▸ STATED EXERCISE
Pick out every line holding the string "color" and copy it.

▸ EXTRACTED DATA
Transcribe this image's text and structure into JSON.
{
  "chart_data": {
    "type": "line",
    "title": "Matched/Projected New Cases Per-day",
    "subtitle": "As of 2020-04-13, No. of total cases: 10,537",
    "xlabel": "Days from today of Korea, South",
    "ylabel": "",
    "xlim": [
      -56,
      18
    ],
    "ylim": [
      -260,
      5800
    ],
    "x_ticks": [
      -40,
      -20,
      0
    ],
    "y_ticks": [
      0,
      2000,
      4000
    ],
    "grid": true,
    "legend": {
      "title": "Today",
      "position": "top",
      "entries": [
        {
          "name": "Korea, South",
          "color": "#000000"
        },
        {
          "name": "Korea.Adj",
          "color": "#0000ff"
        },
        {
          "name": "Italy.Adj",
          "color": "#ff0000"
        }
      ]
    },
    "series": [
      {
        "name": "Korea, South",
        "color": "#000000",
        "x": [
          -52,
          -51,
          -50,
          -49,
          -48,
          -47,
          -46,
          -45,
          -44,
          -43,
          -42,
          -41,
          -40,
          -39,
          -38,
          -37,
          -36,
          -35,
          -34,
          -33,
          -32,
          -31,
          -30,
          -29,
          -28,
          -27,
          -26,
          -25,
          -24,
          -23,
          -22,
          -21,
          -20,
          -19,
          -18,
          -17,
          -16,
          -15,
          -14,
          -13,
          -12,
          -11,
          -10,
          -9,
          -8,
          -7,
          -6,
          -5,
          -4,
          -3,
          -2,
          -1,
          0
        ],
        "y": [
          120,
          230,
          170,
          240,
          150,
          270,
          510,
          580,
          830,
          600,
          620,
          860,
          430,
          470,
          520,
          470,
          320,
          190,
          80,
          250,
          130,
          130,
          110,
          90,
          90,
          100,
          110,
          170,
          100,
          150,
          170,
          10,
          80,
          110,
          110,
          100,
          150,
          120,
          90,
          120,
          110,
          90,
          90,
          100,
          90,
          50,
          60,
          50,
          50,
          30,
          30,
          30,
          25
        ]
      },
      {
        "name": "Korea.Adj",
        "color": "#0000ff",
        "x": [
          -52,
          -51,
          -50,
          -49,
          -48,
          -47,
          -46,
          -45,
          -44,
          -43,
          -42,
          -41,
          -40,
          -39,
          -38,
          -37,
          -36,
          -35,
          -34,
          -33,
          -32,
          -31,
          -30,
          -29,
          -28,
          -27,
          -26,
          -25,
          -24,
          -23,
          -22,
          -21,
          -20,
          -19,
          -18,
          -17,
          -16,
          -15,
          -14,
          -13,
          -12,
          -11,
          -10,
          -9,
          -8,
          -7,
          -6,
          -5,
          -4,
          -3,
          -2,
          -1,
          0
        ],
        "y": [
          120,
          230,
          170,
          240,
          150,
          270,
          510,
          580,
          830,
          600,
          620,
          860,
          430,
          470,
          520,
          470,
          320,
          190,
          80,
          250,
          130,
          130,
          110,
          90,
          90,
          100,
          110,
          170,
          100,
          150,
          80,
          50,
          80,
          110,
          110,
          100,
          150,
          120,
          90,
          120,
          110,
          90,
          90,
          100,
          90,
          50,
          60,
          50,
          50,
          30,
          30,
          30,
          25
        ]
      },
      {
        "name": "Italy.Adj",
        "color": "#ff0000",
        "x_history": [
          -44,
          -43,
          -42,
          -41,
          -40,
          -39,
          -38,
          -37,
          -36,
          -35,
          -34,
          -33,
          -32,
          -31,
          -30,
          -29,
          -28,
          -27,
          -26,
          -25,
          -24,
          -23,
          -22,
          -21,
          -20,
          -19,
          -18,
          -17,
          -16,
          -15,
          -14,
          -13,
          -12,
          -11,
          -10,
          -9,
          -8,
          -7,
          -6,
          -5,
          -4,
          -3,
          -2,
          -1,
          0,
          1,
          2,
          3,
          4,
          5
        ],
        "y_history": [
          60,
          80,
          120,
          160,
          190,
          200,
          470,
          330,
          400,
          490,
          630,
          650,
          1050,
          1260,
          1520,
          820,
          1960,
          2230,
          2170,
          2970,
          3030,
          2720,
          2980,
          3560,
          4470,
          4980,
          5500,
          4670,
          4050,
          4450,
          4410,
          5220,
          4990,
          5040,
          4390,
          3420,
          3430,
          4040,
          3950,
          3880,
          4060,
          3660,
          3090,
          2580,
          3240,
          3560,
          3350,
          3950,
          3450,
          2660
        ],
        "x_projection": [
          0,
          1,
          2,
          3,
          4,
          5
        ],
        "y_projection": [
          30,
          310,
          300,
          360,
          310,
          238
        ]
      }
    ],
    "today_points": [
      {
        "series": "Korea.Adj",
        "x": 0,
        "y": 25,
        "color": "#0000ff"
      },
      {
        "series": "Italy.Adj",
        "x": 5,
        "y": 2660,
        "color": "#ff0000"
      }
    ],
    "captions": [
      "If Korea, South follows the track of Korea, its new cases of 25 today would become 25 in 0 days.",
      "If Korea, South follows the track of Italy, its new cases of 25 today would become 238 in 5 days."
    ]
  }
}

▸ OUTPUT FOR THIS TASK
          "color": "#000000"
          "color": "#0000ff"
          "color": "#ff0000"
        "color": "#000000",
        "color": "#0000ff",
        "color": "#ff0000",
        "color": "#0000ff"
        "color": "#ff0000"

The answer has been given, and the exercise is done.